Figure record listings
>>>>>

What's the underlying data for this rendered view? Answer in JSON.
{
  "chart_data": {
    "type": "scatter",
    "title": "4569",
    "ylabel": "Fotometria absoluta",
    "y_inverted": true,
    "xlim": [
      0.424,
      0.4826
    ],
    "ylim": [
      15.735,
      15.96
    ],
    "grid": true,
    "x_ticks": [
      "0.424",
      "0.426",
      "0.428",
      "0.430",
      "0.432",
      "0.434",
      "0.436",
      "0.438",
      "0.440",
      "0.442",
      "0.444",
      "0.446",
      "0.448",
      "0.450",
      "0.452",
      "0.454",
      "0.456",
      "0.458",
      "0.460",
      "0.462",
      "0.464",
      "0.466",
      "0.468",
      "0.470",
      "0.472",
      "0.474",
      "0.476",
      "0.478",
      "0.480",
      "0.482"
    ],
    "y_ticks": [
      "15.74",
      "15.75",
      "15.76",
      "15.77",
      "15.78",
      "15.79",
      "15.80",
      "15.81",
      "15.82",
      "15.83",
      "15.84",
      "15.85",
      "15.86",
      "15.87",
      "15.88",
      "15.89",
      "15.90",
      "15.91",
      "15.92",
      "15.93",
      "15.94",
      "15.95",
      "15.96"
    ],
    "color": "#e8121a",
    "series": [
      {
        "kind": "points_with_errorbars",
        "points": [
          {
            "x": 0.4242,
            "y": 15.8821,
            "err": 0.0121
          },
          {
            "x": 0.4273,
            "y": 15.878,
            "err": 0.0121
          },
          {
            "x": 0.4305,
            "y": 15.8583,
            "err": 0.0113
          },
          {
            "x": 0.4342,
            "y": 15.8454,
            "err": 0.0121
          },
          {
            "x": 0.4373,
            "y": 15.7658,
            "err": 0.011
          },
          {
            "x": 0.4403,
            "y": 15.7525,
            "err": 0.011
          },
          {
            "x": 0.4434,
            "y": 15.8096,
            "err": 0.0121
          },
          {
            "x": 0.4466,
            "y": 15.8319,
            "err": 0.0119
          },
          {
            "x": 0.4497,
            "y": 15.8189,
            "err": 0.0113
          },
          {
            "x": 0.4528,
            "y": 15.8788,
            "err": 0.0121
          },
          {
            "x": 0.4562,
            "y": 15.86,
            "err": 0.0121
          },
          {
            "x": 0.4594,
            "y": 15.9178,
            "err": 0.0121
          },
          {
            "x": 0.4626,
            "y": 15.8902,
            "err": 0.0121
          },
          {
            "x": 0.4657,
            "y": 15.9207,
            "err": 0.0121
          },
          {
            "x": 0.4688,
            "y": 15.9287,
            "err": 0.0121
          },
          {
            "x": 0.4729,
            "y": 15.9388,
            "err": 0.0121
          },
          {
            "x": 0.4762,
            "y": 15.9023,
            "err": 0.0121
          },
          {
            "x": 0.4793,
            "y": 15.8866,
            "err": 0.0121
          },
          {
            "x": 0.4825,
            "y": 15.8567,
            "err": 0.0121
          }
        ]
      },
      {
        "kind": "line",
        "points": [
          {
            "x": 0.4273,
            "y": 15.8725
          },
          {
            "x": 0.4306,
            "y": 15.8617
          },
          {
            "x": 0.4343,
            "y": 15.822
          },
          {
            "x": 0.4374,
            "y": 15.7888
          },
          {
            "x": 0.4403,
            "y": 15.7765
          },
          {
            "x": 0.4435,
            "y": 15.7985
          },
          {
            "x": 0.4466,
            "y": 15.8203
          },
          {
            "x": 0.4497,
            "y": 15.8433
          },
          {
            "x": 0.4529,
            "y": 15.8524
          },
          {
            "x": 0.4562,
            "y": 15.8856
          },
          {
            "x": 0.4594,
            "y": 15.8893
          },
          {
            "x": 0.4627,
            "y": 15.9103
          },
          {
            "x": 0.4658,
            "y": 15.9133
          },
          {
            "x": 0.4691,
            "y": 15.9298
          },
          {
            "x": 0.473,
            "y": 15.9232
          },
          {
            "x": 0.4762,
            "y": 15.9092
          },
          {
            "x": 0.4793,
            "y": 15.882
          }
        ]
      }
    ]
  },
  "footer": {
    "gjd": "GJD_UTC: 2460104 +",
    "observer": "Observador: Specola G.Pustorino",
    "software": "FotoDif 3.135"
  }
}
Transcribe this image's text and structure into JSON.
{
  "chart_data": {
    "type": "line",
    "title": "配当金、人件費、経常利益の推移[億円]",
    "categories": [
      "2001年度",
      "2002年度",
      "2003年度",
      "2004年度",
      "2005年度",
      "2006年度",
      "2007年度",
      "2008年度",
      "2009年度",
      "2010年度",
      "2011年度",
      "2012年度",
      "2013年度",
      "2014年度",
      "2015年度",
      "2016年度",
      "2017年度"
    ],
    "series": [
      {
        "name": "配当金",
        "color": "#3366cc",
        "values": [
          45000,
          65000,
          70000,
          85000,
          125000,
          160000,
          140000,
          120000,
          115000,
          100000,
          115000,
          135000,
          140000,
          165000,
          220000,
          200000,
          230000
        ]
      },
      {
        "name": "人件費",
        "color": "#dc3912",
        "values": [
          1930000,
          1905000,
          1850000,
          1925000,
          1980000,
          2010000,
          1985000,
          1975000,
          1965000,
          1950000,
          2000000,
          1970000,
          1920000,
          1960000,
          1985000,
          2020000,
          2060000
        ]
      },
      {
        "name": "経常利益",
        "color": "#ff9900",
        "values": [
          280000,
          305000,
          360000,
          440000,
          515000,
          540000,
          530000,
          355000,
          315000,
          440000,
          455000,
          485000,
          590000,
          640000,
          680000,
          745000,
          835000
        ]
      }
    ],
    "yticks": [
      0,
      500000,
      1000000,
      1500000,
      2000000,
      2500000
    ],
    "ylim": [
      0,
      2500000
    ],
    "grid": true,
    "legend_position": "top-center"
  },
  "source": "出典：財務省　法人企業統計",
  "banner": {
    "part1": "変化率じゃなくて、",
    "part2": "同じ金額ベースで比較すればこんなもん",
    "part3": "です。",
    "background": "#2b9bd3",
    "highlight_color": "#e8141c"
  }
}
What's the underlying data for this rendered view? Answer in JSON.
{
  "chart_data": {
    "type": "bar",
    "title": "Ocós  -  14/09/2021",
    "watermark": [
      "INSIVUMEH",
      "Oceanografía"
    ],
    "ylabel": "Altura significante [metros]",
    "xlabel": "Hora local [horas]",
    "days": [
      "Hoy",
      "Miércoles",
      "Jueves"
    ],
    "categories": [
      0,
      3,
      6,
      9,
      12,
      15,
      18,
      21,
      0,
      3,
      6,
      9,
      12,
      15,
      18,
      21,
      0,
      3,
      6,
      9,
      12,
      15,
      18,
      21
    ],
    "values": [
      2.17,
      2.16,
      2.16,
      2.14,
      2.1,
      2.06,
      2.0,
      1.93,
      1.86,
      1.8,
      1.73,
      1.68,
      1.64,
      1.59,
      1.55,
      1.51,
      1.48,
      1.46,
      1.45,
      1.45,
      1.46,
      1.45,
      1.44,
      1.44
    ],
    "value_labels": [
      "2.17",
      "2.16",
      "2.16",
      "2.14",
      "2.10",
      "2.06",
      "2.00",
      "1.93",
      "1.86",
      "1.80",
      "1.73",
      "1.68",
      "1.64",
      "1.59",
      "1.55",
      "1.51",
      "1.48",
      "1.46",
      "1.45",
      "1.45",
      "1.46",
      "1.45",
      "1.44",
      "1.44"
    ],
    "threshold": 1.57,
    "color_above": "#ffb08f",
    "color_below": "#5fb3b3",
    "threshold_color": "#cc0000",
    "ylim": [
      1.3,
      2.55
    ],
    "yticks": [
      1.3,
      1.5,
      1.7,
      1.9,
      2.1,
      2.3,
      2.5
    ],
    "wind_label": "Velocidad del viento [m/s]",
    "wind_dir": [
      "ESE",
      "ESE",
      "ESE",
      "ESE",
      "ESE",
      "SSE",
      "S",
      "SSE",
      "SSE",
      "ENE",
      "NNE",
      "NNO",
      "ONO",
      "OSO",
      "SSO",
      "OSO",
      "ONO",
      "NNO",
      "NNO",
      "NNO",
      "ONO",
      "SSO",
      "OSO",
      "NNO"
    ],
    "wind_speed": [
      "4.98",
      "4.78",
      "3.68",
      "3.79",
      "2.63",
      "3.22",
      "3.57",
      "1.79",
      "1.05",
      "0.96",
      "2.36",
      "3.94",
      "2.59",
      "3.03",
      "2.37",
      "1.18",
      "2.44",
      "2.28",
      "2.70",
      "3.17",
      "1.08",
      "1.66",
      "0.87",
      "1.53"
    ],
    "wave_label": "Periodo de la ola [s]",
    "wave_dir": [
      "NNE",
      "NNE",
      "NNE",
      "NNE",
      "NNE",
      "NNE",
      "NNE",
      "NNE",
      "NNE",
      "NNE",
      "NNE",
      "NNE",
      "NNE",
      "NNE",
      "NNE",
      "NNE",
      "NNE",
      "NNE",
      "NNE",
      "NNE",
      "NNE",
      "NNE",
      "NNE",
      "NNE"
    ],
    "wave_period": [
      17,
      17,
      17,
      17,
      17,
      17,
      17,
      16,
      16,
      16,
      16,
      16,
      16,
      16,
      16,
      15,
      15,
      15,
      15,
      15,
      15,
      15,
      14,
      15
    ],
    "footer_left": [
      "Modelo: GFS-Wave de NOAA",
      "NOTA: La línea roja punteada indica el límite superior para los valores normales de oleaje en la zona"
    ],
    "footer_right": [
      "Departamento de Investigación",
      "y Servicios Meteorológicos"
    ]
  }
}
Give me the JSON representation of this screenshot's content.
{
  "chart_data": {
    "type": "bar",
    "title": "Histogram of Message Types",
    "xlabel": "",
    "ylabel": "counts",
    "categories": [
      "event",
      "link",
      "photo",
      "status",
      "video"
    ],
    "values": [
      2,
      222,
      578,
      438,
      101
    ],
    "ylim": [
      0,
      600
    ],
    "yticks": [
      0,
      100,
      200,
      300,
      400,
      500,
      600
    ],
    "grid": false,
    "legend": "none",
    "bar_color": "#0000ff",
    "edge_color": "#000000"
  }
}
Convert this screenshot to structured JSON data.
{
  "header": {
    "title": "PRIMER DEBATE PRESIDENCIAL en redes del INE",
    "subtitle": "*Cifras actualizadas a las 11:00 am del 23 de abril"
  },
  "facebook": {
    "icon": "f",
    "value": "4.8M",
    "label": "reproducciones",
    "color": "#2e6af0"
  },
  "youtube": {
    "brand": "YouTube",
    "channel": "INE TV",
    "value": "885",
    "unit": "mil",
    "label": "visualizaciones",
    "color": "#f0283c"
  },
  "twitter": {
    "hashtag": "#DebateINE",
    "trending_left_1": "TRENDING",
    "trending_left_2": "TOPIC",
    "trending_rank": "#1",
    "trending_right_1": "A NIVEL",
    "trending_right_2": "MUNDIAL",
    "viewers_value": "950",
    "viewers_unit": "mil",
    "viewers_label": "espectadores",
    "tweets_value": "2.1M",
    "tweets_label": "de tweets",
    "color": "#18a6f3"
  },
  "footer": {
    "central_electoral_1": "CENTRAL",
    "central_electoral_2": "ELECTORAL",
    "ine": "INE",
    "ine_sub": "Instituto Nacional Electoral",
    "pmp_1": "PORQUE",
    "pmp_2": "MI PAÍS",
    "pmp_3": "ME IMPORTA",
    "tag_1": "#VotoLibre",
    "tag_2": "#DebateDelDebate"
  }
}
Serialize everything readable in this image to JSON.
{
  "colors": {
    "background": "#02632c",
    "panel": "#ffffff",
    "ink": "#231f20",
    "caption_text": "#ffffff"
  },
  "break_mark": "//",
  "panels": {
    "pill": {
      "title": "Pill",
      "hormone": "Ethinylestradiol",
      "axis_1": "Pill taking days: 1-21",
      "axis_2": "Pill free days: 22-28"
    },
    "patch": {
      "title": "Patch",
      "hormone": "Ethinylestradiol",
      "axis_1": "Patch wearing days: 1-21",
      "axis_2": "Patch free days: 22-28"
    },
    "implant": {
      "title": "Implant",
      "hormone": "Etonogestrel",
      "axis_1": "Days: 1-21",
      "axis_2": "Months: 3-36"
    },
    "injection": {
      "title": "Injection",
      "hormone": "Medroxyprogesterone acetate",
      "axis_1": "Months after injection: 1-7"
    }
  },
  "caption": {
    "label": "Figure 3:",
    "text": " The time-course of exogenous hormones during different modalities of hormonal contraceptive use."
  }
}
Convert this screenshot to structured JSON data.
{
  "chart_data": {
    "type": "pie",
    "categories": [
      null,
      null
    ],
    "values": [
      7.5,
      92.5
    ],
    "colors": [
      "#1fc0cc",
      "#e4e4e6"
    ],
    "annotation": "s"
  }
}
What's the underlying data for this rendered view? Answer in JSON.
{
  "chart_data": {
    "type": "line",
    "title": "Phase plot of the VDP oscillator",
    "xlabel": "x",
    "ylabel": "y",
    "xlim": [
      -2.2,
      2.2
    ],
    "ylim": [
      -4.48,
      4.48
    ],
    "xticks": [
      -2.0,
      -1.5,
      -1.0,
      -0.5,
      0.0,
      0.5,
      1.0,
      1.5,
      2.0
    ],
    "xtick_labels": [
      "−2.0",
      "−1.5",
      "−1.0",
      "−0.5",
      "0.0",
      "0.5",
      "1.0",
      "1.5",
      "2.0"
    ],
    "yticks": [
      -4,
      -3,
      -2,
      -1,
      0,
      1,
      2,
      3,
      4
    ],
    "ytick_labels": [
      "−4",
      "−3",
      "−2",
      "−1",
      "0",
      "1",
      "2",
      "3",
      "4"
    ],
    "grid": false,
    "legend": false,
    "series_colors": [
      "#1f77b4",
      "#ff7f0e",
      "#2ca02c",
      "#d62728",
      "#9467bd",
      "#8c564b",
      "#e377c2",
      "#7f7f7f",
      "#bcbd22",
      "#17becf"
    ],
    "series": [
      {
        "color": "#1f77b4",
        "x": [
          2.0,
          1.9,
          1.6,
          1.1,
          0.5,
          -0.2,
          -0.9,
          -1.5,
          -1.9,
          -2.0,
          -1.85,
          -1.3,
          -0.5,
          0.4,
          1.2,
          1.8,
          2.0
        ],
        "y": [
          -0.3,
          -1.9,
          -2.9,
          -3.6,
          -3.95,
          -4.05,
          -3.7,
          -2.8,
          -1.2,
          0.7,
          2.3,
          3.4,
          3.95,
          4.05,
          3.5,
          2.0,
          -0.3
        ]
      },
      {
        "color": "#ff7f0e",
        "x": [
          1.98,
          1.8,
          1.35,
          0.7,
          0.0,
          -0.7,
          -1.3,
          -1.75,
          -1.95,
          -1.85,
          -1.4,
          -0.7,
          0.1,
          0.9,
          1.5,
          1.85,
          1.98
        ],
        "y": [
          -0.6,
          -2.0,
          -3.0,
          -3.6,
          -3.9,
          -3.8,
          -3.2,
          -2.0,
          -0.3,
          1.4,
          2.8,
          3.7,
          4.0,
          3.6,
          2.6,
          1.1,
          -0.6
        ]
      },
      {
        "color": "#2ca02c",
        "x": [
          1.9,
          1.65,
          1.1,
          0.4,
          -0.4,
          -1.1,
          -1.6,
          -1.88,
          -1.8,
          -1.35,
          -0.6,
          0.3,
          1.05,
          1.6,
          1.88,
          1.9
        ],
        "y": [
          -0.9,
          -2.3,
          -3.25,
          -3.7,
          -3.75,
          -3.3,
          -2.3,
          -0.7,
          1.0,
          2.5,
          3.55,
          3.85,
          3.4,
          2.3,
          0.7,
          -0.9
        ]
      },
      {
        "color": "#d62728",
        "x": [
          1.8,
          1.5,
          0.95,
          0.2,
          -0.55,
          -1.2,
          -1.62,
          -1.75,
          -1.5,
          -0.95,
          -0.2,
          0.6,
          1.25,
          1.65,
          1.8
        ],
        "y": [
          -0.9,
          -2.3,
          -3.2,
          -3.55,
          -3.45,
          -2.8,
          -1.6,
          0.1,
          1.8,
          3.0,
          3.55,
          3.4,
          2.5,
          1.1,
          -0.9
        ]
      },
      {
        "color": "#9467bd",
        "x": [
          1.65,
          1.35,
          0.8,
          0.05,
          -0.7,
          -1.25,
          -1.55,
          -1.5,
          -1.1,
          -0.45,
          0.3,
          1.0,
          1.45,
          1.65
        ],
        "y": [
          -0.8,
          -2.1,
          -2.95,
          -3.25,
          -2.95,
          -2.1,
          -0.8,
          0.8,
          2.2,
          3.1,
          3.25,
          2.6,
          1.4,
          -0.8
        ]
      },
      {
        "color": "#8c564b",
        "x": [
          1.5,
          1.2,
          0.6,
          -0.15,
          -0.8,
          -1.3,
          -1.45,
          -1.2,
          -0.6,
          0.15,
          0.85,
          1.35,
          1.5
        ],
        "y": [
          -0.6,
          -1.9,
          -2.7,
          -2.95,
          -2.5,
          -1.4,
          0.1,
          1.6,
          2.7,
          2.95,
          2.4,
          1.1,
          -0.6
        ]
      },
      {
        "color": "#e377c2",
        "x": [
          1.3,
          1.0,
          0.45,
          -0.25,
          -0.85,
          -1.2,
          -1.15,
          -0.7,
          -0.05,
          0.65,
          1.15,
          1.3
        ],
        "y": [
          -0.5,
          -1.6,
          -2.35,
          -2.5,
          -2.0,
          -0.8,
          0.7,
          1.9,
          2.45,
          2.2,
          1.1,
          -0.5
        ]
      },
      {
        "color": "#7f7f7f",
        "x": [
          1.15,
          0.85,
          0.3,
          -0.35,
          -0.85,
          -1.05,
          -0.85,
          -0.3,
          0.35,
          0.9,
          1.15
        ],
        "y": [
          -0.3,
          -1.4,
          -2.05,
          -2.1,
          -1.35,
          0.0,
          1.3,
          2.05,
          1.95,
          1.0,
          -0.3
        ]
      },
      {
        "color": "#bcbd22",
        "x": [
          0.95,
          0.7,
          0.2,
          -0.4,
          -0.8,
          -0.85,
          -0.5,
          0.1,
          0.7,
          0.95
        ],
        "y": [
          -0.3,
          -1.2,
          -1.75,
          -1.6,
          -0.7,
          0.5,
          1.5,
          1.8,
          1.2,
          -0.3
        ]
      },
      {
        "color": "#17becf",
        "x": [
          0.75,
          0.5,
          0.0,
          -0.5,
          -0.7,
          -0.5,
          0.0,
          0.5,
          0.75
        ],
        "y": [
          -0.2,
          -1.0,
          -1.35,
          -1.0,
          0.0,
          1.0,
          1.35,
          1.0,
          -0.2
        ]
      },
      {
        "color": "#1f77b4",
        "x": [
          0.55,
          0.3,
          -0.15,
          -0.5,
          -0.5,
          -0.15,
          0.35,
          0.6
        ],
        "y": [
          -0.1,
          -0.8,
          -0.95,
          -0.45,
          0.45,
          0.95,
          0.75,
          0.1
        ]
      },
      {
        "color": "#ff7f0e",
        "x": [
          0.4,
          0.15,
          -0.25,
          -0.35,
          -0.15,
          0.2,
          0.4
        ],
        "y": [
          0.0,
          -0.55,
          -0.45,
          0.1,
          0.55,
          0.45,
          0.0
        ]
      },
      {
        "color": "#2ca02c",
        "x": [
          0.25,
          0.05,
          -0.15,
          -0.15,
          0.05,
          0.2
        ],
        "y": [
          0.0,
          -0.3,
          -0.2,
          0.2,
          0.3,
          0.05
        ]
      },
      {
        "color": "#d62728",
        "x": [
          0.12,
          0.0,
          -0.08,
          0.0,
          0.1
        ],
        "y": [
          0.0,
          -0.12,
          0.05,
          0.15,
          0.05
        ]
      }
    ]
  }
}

<<<<<

Identify the lines of the data that contain the word "xlabel". Copy each of them.

    "xlabel": "Hora local [horas]",
    "xlabel": "",
    "xlabel": "x",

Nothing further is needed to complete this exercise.